▶ _Problem details_
List each line holding the string "реализации".

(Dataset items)
==============================
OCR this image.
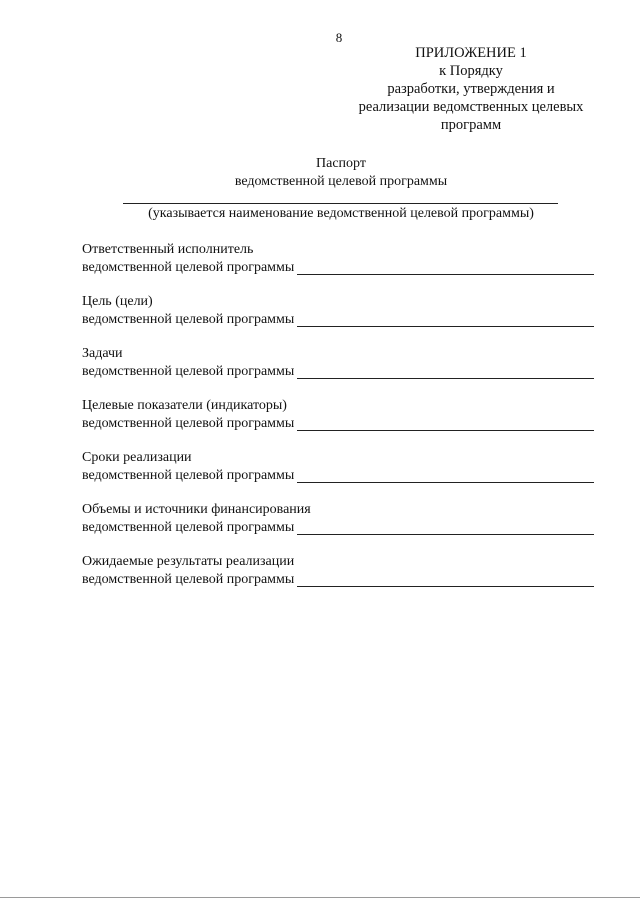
8
ПРИЛОЖЕНИЕ 1
к Порядку
разработки, утверждения и
реализации ведомственных целевых
программ
Паспорт
ведомственной целевой программы
(указывается наименование ведомственной целевой программы)
Ответственный исполнитель
ведомственной целевой программы
Цель (цели)
ведомственной целевой программы
Задачи
ведомственной целевой программы
Целевые показатели (индикаторы)
ведомственной целевой программы
Сроки реализации
ведомственной целевой программы
Объемы и источники финансирования
ведомственной целевой программы
Ожидаемые результаты реализации
ведомственной целевой программы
==============================
▶ _Completed task_
реализации ведомственных целевых
Сроки реализации
Ожидаемые результаты реализации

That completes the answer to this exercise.